(Directive):
Every entry needs to be reproduced exactly.

-- START --

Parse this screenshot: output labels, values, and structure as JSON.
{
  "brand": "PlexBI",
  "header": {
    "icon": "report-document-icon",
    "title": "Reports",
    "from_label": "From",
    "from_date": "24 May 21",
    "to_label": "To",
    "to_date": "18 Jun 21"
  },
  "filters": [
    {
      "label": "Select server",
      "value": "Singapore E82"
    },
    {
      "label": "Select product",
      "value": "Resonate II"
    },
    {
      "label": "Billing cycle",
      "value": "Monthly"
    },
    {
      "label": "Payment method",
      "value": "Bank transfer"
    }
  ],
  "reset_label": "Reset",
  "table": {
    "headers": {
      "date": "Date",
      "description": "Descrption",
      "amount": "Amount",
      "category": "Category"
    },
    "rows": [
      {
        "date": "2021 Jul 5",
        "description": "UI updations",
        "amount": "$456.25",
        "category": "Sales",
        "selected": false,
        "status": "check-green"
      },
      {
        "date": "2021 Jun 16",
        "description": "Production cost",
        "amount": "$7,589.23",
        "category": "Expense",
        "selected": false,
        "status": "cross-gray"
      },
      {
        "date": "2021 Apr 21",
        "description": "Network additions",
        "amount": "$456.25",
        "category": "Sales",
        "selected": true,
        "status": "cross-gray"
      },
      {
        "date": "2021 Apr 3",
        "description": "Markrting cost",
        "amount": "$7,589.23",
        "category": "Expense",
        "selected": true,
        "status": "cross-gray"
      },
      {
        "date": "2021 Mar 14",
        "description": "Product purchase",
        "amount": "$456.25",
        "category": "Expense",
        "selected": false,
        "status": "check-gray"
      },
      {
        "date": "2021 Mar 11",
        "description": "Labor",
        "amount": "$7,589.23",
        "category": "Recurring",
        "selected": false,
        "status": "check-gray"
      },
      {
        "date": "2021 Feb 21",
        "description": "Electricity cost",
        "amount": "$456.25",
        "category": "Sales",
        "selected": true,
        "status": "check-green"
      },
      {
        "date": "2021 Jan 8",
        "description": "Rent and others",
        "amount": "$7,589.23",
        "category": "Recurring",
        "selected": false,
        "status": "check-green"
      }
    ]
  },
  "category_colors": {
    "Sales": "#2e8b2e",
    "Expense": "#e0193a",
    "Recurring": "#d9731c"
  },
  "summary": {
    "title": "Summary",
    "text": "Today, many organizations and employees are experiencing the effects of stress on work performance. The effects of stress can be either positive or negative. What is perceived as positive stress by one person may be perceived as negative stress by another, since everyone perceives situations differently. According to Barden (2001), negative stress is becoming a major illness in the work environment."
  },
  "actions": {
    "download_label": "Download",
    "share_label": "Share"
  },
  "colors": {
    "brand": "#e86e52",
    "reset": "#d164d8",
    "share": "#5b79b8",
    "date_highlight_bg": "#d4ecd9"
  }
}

-- END --

(Correct response):
Parse this screenshot: output labels, values, and structure as JSON.
{
  "brand": "PlexBI",
  "header": {
    "icon": "report-document-icon",
    "title": "Reports",
    "from_label": "From",
    "from_date": "24 May 21",
    "to_label": "To",
    "to_date": "18 Jun 21"
  },
  "filters": [
    {
      "label": "Select server",
      "value": "Singapore E82"
    },
    {
      "label": "Select product",
      "value": "Resonate II"
    },
    {
      "label": "Billing cycle",
      "value": "Monthly"
    },
    {
      "label": "Payment method",
      "value": "Bank transfer"
    }
  ],
  "reset_label": "Reset",
  "table": {
    "headers": {
      "date": "Date",
      "description": "Descrption",
      "amount": "Amount",
      "category": "Category"
    },
    "rows": [
      {
        "date": "2021 Jul 5",
        "description": "UI updations",
        "amount": "$456.25",
        "category": "Sales",
        "selected": false,
        "status": "check-green"
      },
      {
        "date": "2021 Jun 16",
        "description": "Production cost",
        "amount": "$7,589.23",
        "category": "Expense",
        "selected": false,
        "status": "cross-gray"
      },
      {
        "date": "2021 Apr 21",
        "description": "Network additions",
        "amount": "$456.25",
        "category": "Sales",
        "selected": true,
        "status": "cross-gray"
      },
      {
        "date": "2021 Apr 3",
        "description": "Markrting cost",
        "amount": "$7,589.23",
        "category": "Expense",
        "selected": true,
        "status": "cross-gray"
      },
      {
        "date": "2021 Mar 14",
        "description": "Product purchase",
        "amount": "$456.25",
        "category": "Expense",
        "selected": false,
        "status": "check-gray"
      },
      {
        "date": "2021 Mar 11",
        "description": "Labor",
        "amount": "$7,589.23",
        "category": "Recurring",
        "selected": false,
        "status": "check-gray"
      },
      {
        "date": "2021 Feb 21",
        "description": "Electricity cost",
        "amount": "$456.25",
        "category": "Sales",
        "selected": true,
        "status": "check-green"
      },
      {
        "date": "2021 Jan 8",
        "description": "Rent and others",
        "amount": "$7,589.23",
        "category": "Recurring",
        "selected": false,
        "status": "check-green"
      }
    ]
  },
  "category_colors": {
    "Sales": "#2e8b2e",
    "Expense": "#e0193a",
    "Recurring": "#d9731c"
  },
  "summary": {
    "title": "Summary",
    "text": "Today, many organizations and employees are experiencing the effects of stress on work performance. The effects of stress can be either positive or negative. What is perceived as positive stress by one person may be perceived as negative stress by another, since everyone perceives situations differently. According to Barden (2001), negative stress is becoming a major illness in the work environment."
  },
  "actions": {
    "download_label": "Download",
    "share_label": "Share"
  },
  "colors": {
    "brand": "#e86e52",
    "reset": "#d164d8",
    "share": "#5b79b8",
    "date_highlight_bg": "#d4ecd9"
  }
}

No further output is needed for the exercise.